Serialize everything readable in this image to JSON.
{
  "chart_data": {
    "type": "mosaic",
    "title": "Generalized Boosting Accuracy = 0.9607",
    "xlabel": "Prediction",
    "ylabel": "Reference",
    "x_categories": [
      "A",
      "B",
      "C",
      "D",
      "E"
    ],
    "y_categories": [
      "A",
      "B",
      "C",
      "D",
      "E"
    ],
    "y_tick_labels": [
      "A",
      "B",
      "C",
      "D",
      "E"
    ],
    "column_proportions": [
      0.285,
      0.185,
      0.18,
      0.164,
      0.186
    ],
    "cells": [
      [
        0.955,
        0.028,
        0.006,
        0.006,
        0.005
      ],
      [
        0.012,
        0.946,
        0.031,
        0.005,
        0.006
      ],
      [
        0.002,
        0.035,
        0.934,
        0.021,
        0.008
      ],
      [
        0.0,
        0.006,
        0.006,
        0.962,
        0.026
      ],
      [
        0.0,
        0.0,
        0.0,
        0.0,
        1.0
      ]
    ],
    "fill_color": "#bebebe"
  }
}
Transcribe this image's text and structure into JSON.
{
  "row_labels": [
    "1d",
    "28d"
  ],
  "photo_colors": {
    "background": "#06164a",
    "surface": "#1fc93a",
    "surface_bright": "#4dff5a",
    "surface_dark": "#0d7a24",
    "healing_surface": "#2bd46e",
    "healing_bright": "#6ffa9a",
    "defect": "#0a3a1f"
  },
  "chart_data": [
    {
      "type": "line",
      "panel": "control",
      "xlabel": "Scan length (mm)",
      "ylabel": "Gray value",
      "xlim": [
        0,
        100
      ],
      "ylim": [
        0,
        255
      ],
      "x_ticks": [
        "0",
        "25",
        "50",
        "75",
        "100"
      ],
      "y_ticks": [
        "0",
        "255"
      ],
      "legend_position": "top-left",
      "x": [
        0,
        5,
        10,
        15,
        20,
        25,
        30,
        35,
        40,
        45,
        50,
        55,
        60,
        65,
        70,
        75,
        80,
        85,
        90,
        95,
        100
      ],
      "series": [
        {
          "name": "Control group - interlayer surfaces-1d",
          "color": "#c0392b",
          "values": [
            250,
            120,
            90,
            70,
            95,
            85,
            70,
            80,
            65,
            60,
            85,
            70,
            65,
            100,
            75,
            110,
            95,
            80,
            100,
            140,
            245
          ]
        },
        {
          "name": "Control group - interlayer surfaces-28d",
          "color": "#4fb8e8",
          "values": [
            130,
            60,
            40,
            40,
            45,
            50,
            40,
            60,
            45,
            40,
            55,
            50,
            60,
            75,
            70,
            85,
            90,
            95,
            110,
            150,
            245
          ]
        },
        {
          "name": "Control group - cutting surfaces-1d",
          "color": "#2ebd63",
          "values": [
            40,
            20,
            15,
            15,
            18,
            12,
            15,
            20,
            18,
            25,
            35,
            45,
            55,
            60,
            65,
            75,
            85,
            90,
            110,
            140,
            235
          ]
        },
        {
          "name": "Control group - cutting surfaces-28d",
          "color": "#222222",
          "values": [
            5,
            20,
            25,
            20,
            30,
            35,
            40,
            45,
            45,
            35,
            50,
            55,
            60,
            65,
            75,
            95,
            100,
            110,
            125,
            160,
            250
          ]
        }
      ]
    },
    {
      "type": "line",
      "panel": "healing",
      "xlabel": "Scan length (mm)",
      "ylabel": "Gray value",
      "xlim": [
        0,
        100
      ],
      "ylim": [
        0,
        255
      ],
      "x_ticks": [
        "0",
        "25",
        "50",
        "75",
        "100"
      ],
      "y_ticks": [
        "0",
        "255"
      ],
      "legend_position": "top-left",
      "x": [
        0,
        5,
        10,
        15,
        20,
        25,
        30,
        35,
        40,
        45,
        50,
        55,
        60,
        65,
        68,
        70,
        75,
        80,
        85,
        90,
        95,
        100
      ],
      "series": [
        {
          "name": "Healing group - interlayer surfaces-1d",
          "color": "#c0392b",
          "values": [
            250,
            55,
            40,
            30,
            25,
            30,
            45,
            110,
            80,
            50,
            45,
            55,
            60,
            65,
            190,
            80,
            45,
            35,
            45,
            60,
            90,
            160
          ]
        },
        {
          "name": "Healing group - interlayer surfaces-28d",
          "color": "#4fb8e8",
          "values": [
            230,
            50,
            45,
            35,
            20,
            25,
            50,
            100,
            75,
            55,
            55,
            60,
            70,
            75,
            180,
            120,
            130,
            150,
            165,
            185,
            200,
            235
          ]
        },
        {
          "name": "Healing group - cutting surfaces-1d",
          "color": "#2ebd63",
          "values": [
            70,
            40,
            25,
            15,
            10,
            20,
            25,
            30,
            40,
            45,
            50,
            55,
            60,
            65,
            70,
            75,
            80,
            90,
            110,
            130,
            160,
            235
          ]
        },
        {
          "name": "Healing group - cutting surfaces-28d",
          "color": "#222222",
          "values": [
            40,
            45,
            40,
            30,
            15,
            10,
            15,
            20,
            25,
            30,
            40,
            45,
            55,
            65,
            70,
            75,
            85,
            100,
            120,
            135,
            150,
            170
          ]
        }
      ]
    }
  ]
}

Challenge => Every line of the listing that holds "group" should be found and copied.

Problem solution =>
          "name": "Control group - interlayer surfaces-1d",
          "name": "Control group - interlayer surfaces-28d",
          "name": "Control group - cutting surfaces-1d",
          "name": "Control group - cutting surfaces-28d",
          "name": "Healing group - interlayer surfaces-1d",
          "name": "Healing group - interlayer surfaces-28d",
          "name": "Healing group - cutting surfaces-1d",
          "name": "Healing group - cutting surfaces-28d",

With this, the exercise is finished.